Go through the data below and return each line where the string "dort" occurs.

== Listed records ==

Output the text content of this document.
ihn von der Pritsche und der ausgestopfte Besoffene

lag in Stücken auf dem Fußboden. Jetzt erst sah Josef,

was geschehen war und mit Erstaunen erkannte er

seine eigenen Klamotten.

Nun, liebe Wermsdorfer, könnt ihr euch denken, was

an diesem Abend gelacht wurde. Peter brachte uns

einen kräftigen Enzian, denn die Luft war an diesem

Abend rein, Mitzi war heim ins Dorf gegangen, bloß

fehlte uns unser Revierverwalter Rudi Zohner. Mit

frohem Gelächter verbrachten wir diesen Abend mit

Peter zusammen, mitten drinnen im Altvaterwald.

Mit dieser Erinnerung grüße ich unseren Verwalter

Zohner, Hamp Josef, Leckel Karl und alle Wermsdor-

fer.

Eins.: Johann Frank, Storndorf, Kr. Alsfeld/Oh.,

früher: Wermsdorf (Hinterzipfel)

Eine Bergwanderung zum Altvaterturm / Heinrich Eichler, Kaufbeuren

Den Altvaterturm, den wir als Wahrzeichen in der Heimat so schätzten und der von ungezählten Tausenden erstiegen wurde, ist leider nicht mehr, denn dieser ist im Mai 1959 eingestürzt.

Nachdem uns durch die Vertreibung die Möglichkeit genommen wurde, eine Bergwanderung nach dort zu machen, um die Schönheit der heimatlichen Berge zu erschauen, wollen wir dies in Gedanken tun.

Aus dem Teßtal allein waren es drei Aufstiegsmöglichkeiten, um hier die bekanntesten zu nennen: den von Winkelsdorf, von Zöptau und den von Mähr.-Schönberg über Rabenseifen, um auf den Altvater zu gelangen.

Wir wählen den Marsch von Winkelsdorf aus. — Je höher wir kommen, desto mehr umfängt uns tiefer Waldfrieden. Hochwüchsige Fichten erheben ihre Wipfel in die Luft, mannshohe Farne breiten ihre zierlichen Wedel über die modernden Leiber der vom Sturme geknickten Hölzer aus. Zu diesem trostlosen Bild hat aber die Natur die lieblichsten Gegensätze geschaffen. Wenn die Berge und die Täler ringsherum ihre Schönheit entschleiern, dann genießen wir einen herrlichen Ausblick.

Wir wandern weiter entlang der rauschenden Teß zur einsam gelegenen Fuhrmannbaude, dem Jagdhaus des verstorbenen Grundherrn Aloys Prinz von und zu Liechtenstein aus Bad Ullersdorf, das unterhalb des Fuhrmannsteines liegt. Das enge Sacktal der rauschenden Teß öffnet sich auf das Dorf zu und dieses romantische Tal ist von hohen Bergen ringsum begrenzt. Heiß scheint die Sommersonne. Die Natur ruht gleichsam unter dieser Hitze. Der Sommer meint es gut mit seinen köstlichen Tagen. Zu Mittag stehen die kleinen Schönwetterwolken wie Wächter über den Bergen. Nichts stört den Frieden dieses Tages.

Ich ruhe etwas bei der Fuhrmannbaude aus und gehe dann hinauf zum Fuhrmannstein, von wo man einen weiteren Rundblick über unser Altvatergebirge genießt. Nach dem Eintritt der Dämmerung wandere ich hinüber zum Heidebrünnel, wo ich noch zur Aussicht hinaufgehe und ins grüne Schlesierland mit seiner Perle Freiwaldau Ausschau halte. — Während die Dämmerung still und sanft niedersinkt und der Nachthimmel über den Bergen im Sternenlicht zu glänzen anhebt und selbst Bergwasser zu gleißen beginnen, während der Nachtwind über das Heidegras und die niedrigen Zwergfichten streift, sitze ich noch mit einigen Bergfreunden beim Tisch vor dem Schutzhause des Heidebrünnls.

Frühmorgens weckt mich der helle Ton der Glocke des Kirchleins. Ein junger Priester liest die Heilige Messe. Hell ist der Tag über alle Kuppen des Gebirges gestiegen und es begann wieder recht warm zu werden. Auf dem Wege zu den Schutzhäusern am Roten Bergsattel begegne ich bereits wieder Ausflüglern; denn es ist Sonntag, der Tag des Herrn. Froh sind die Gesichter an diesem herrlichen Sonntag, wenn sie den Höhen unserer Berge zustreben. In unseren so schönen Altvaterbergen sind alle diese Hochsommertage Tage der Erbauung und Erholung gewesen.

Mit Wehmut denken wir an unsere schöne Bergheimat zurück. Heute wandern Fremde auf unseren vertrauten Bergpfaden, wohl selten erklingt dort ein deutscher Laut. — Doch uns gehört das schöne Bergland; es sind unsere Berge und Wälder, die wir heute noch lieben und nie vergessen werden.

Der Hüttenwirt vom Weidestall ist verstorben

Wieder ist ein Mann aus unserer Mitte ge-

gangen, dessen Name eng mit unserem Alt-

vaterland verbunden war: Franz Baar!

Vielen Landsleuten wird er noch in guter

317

===

• **Exercise answer**:
Nachdem uns durch die Vertreibung die Möglichkeit genommen wurde, eine Bergwanderung nach dort zu machen, um die Schönheit der heimatlichen Berge zu erschauen, wollen wir dies in Gedanken tun.
Mit Wehmut denken wir an unsere schöne Bergheimat zurück. Heute wandern Fremde auf unseren vertrauten Bergpfaden, wohl selten erklingt dort ein deutscher Laut. — Doch uns gehört das schöne Bergland; es sind unsere Berge und Wälder, die wir heute noch lieben und nie vergessen werden.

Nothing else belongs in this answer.